§ **GIVEN PASSAGE**:
....
Here's a solution that flattens in place.

function flatten(arr) {
  var i = 0;

  if (!Array.isArray(arr)) {
    /* return non-array inputs immediately to avoid errors */
    return arr;
  }

  while (i < arr.length) { 
    if (Array.isArray(arr[i])) {
      arr.splice(i, 1, ...arr[i]);
    } else {
      i++;
    }
  }
  return arr;
}

This solution iterates through the array, flattening each element one level of nesting at a time until it cannot be flattened any more.

answered Jul 15 '17 at 18:24

Lope

71
1
4

I've [benchmarked every solution](https://codepen.io/mindplay-dk/pen/EbeVGP) I could find on SO and jsperf, and this one was the fastest. It's also readable and should have good memory characteristics. Nice work! – mindplay.dk Nov 27 '17 at 15:15
This is a bad cross-platform solution since IE does not support the 'spread' operator (Edge does support it though, but IE has the larger market of the two at the moment). – James Wilkins Nov 29 '17 at 02:51
@mindplay.dk I checked out your benchmark page and georg has 22 million ops/sec, whereas Lope and Rick Edwards were both 17 million. Next fastest solution was 9 million. I'd love to see a super simple recursive solution added for comparison. Perhaps the original provided in the question. – Devin Rhode Jul 09 '19 at 03:24
This should be slower than the simple recursive solution, or using a stack and iteration. The other down-side is that repeated array reallocation using `splice` could result in a lot of garbage collection. – Whatabrain Oct 09 '20 at 02:51

Rick Edwards · Answer 5 · 2017-11-30T04:52:01.900

3

function flatten(array){
  for(var i=0;i<array.length;i++)
    if(Array.isArray(array[i]))
....
§ **STORED RECORDS**:
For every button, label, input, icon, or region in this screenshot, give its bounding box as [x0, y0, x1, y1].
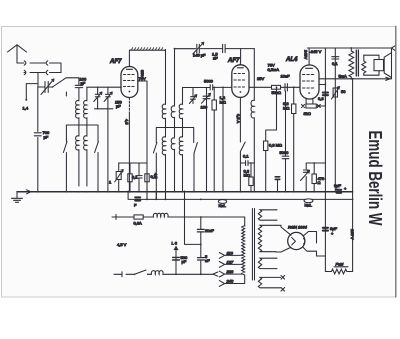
mains RF choke upper	[143, 213, 245, 217]
voltage selector fork 240	[219, 275, 244, 286]
rectifier tube RGN1064	[288, 232, 305, 249]
capacitor 0,1uF on screen line	[332, 57, 339, 59]
output transformer primary	[349, 48, 354, 79]
resistor 0,3M	[264, 141, 268, 191]
svg-text:140 pF: 140 pF	[193, 53, 206, 58]
svg-text:nF: nF	[213, 56, 218, 61]
heater sub-line below bus	[128, 191, 353, 199]
svg-text:0,5mA: 0,5mA	[268, 67, 280, 72]
mains filter cap branch	[200, 216, 202, 275]
wire: AF7 no.2 cathode down with switch	[240, 97, 245, 191]
ground symbol	[12, 192, 23, 203]
svg-text:5000: 5000	[280, 150, 290, 155]
grid line into AF7 no.2 with series cap 5000pF	[183, 85, 232, 90]
capacitor 5000pF mains	[198, 258, 205, 260]
voltage selector fork 127	[219, 262, 241, 268]
wire: feed line of above-bus components	[119, 162, 147, 164]
trimmer on grid line	[189, 88, 196, 104]
antenna coil L4 (lower)	[84, 125, 87, 186]
resistor 470	[312, 162, 316, 191]
antenna	[8, 45, 27, 63]
wire: to transformer primary top	[244, 217, 246, 226]
trimmer 140pF	[193, 42, 204, 54]
trimmer T2	[104, 87, 112, 109]
primary taps	[0, 0, 1, 1]
svg-text:AF7: AF7	[227, 58, 240, 64]
switch blade right of coil unit	[95, 142, 99, 192]
svg-text:4,5 V: 4,5 V	[117, 242, 127, 247]
mains RF choke lower	[151, 271, 213, 276]
switch blade (band switch)	[52, 78, 79, 88]
output transformer secondary	[362, 55, 366, 75]
svg-text:1,4: 1,4	[23, 106, 29, 111]
rectifier output lead	[303, 232, 316, 244]
antenna coil L2	[84, 87, 87, 125]
components row above bus: var resistor	[115, 163, 124, 191]
wire: trimmer bottom rail	[95, 109, 113, 191]
svg-text:350: 350	[140, 70, 145, 77]
capacitor coupling to AL4	[285, 84, 287, 91]
svg-text:MΩ: MΩ	[283, 106, 289, 111]
rectifier filament loop	[276, 247, 325, 256]
resistor 0,8M AL4 grid leak	[292, 86, 296, 191]
secondary S2 HV	[258, 225, 276, 251]
wire: plate line 5mA to output transformer	[319, 47, 392, 80]
svg-text:5mA: 5mA	[339, 74, 348, 79]
svg-text:0,1: 0,1	[332, 61, 338, 66]
svg-text:11nF: 11nF	[205, 228, 214, 233]
capacitor 100pF	[75, 78, 83, 101]
svg-text:NaL: NaL	[219, 203, 227, 208]
svg-text:0,3 MΩ: 0,3 MΩ	[269, 143, 282, 148]
svg-text:0,8: 0,8	[318, 96, 324, 101]
svg-text:5000: 5000	[204, 79, 214, 84]
fuse NaL right	[304, 199, 313, 203]
svg-text:pF: pF	[116, 104, 121, 109]
anode coil AF7 no.2	[251, 100, 254, 191]
svg-text:AF7: AF7	[109, 59, 122, 65]
svg-text:0,5 A: 0,5 A	[236, 114, 241, 123]
capacitor 5000pF to bus	[275, 91, 289, 191]
svg-text:245V: 245V	[304, 50, 309, 60]
tube AF7 no.2 top cap wire	[240, 49, 242, 63]
secondary S4 bottom	[258, 277, 280, 287]
lamp arrow L6	[173, 246, 178, 275]
svg-text:195 V: 195 V	[350, 229, 355, 240]
antenna coil L3 (lower)	[76, 136, 79, 186]
wire: AVC return line	[222, 87, 224, 192]
svg-text:Emud Berlin W: Emud Berlin W	[365, 131, 385, 226]
wire: bus drop to mains filter caps	[185, 191, 202, 245]
capacitor above bus	[136, 163, 142, 191]
fuse 0,6A	[134, 215, 143, 219]
wire: oscillator top rail with 140pF trimmer	[174, 48, 255, 50]
capacitor 500pF on lamp line	[173, 257, 180, 260]
secondary S1 top	[258, 210, 277, 220]
junction dots on bus	[37, 191, 354, 200]
electrolytic 8uF no.2	[323, 228, 328, 231]
tube AL4	[300, 48, 319, 99]
power transformer core	[252, 209, 254, 281]
wire: down to AF7 no.2 anode coil	[253, 49, 255, 101]
wire: AF7 no.2 plate coupling to AL4	[249, 86, 300, 88]
svg-text:0,1: 0,1	[243, 154, 249, 159]
IF coil unit: column 1 wire	[165, 49, 167, 104]
capacitor 700pF	[34, 133, 41, 136]
wire: screen feed with cap and variable resistor	[334, 48, 336, 191]
electrolytic on cathode line	[323, 93, 328, 96]
tube AF7 no.2	[232, 62, 249, 97]
svg-text:10nF: 10nF	[281, 74, 291, 79]
svg-text:RGN 1064: RGN 1064	[288, 225, 308, 230]
svg-text:110: 110	[227, 250, 234, 255]
mains input upper branch	[112, 215, 134, 220]
svg-text:NaL: NaL	[305, 203, 313, 208]
right page edge dark line	[395, 27, 397, 298]
svg-text:Ω: Ω	[318, 180, 321, 185]
wire: AL4 screen to decoupling	[319, 84, 326, 86]
IF coil unit: column 2 wire	[174, 49, 176, 106]
IF coil unit: coil A2 (lower)	[162, 137, 165, 200]
shielded top lead from AF7 no.1 (hatched line)	[129, 48, 165, 62]
svg-text:0,6A: 0,6A	[134, 221, 143, 226]
svg-text:240: 240	[226, 278, 234, 283]
resistor above bus 2	[145, 174, 149, 191]
svg-text:Feld: Feld	[336, 262, 345, 267]
trimmer T1	[94, 87, 102, 109]
switch blade left of IF unit	[153, 143, 157, 200]
fuse NaL left	[218, 200, 226, 204]
page frame	[2, 27, 396, 298]
svg-text:100: 100	[201, 105, 208, 110]
field coil Feld	[325, 267, 352, 274]
svg-text:-245 V: -245 V	[310, 49, 322, 54]
wire: detour to resistor 0,3M	[266, 86, 278, 141]
switch blade right of IF unit	[194, 143, 197, 192]
wire: AF7 no.1 plate to right	[138, 81, 147, 199]
voltage selector fork 220	[213, 271, 242, 277]
node terminal 1,4	[25, 84, 38, 101]
wire: link bar of antenna coil unit	[66, 92, 98, 142]
svg-text:0,1: 0,1	[151, 174, 157, 179]
output transformer core	[356, 50, 358, 76]
variable capacitor (tuning gang section 1)	[38, 79, 54, 95]
svg-text:pF: pF	[81, 81, 86, 86]
wire: AF7 no.1 cathode down	[128, 98, 130, 192]
IF coil unit: coil C1	[179, 104, 182, 137]
svg-text:8μF: 8μF	[334, 183, 342, 188]
tube AF7 no.1	[121, 62, 138, 98]
svg-text:MΩ: MΩ	[244, 173, 250, 178]
rectifier anode leads	[276, 225, 291, 235]
wire: down from selector to tuning section	[37, 73, 39, 88]
svg-text:5kΩ: 5kΩ	[304, 111, 311, 116]
svg-text:pF: pF	[182, 259, 187, 264]
svg-text:220: 220	[226, 269, 234, 274]
electrolytic 8uF on bus	[337, 190, 342, 193]
IF coil unit: coil B1	[171, 106, 174, 137]
wire: antenna feed down to chassis bus	[37, 87, 39, 191]
junction drops bus to sub-line	[147, 191, 166, 199]
AL4 cathode resistor 5k with X ends	[302, 92, 326, 108]
svg-text:L 6: L 6	[172, 241, 178, 246]
wire: aerial selector row 2	[24, 70, 61, 74]
svg-text:50: 50	[341, 89, 346, 94]
IF coil unit: coil A1	[162, 104, 165, 137]
wire: rectifier output up to filter	[324, 163, 326, 272]
mains input lower branch with switch	[114, 270, 152, 277]
svg-text:AL4: AL4	[285, 57, 298, 63]
wire: IF unit link bar	[156, 128, 193, 143]
svg-text:75V: 75V	[139, 76, 146, 81]
svg-text:25V: 25V	[257, 76, 264, 81]
chassis ground bus	[17, 190, 353, 194]
wire: grid rail to AF7 no.1	[87, 86, 121, 88]
capacitor 0,1uF cathode bypass	[240, 161, 254, 166]
secondary S3	[258, 258, 277, 268]
svg-text:pF: pF	[44, 135, 49, 140]
trimmer 100pF on AVC line	[202, 93, 211, 103]
capacitor 1,5nF series	[223, 44, 226, 52]
IF coil unit: coil B2 (lower)	[171, 138, 174, 191]
capacitor 11nF	[197, 229, 204, 232]
wire: cathode RC to bus	[301, 163, 326, 191]
speaker	[364, 53, 392, 78]
resistor 0,8M cathode	[249, 162, 253, 191]
svg-text:nF: nF	[205, 258, 210, 263]
terminal X marks S4	[281, 276, 285, 292]
variable resistor 50	[332, 87, 340, 100]
wire: aerial selector row 1	[17, 61, 61, 73]
resistor 1,2M grid leak AF7 no.2	[212, 87, 216, 192]
svg-text:127: 127	[227, 259, 234, 264]
B+ rail 245V	[308, 46, 395, 50]
switch blade left of coil unit	[63, 142, 67, 192]
wire: AVC line down to bus	[206, 87, 208, 191]
resistor 50k coupling	[272, 85, 281, 89]
wire: cathode network vertical	[324, 48, 326, 163]
resistor above bus 1	[128, 163, 132, 191]
IF coil unit: column 3 wire	[182, 88, 184, 105]
power transformer primary	[242, 226, 245, 276]
svg-text:4,5: 4,5	[125, 119, 130, 125]
wire: 195V line down to field coil	[352, 79, 354, 272]
antenna coil L1	[76, 100, 79, 135]
voltage selector fork 110	[219, 253, 241, 259]
IF coil unit: coil C2 (lower)	[179, 137, 182, 192]
electrolytic on heater line	[135, 197, 140, 200]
....
§ **WHAT TO WORK ON**:
From the array-flattening thread, extract the exact text starting with "while (i < arr.length)" and going on through "flattened any more.".

§ **REPLY**:
while (i < arr.length) { 
    if (Array.isArray(arr[i])) {
      arr.splice(i, 1, ...arr[i]);
    } else {
      i++;
    }
  }
  return arr;
}

This solution iterates through the array, flattening each element one level of nesting at a time until it cannot be flattened any more.